*YOUR GOAL:* Only the number is wanted: count the lines that include the word "document".

*MATERIAL TO PROCESS:*
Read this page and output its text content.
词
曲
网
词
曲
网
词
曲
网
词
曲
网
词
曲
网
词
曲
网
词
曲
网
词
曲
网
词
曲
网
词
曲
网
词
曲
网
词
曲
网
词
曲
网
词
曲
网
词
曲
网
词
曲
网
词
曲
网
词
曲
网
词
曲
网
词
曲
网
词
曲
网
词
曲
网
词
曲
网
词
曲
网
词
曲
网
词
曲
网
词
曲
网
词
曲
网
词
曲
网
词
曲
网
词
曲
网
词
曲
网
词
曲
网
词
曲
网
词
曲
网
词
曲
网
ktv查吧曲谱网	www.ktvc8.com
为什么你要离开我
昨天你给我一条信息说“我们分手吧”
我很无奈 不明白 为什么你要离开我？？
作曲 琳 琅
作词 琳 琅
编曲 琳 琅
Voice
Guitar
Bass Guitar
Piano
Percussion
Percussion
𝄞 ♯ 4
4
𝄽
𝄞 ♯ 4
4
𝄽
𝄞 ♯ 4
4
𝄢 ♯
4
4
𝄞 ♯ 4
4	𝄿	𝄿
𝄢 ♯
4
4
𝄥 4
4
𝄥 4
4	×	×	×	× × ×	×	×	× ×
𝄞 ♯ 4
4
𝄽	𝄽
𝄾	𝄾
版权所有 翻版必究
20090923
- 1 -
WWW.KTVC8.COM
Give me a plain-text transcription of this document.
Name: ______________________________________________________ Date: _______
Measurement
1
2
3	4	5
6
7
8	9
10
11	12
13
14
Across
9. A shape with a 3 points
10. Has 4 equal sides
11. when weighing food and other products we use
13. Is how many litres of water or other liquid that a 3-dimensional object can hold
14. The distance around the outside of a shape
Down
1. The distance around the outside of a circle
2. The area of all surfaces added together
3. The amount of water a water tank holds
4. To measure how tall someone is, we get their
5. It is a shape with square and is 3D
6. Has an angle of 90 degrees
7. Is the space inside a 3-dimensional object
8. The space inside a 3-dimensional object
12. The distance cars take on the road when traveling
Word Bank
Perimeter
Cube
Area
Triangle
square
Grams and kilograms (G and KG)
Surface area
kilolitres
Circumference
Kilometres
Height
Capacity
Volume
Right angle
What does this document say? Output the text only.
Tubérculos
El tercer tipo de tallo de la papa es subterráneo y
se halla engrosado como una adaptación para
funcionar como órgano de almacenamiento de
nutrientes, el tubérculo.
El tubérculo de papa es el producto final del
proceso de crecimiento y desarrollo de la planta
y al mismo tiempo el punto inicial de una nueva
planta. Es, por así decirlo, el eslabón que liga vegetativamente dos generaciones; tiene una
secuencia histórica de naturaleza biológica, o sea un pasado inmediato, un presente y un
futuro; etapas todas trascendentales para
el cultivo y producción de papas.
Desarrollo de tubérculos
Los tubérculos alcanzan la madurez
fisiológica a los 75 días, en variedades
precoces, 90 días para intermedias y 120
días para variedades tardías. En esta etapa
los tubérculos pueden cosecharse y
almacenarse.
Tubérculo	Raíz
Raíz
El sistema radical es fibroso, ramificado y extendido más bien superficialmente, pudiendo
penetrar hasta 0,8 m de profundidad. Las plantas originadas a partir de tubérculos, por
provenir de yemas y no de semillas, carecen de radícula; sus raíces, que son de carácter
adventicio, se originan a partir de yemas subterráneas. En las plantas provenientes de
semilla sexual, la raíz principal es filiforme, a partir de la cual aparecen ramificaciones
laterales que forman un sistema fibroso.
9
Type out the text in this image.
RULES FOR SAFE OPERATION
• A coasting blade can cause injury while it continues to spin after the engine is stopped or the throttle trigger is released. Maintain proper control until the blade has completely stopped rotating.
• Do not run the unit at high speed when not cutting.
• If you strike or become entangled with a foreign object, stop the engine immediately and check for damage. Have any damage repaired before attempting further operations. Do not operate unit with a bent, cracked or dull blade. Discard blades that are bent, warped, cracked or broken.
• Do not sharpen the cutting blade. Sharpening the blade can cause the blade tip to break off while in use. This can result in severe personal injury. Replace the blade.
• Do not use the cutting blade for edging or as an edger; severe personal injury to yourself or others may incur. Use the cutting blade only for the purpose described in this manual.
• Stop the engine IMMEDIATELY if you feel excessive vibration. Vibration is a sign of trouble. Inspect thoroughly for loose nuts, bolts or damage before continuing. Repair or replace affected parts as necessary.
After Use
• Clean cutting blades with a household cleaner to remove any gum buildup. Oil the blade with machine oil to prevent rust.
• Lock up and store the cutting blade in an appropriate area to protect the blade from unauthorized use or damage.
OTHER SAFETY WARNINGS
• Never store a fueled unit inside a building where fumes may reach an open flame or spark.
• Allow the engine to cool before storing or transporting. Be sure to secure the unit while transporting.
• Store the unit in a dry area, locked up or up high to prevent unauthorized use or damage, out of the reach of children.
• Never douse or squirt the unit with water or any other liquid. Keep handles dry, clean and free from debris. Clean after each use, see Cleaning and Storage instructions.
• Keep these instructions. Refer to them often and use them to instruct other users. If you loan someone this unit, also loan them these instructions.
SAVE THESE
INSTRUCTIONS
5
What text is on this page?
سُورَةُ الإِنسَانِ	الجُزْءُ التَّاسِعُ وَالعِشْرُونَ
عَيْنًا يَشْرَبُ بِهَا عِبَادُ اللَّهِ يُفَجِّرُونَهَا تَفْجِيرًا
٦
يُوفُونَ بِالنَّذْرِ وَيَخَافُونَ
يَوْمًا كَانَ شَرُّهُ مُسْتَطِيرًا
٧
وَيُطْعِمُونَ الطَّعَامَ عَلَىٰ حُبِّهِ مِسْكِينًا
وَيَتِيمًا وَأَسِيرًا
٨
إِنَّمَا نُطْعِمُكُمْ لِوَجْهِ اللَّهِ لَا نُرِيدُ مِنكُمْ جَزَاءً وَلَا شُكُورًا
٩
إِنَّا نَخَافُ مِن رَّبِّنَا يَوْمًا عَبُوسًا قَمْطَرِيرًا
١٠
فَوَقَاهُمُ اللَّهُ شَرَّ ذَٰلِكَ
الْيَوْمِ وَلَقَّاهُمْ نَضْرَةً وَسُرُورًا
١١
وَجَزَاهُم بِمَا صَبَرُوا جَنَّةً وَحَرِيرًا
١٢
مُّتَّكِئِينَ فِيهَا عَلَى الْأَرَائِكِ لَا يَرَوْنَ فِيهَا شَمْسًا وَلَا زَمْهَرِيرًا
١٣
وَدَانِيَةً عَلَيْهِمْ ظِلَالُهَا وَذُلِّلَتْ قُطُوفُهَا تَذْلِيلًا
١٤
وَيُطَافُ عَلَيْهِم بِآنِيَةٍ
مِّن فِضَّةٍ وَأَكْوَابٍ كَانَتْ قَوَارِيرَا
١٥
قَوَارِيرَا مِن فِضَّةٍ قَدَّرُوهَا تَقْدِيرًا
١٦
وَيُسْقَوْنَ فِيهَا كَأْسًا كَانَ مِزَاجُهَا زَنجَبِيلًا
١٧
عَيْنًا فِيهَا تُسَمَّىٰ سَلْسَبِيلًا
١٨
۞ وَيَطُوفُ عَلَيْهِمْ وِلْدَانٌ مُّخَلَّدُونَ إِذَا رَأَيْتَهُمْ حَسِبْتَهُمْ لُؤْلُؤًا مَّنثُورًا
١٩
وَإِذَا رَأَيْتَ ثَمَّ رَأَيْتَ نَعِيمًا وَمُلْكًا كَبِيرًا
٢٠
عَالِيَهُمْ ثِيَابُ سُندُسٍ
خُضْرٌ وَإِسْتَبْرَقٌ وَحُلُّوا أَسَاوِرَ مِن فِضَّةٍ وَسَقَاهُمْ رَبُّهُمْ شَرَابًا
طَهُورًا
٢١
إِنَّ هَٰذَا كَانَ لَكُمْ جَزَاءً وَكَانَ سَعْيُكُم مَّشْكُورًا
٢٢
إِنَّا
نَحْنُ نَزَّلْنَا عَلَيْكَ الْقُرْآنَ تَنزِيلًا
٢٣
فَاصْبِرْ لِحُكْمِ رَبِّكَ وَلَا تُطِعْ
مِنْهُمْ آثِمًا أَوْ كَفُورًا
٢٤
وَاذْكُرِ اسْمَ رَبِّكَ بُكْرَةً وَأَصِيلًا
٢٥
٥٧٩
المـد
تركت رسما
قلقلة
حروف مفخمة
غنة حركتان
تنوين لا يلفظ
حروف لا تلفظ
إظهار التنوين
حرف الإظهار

*SOLUTION FOR THIS PROBLEM:* 2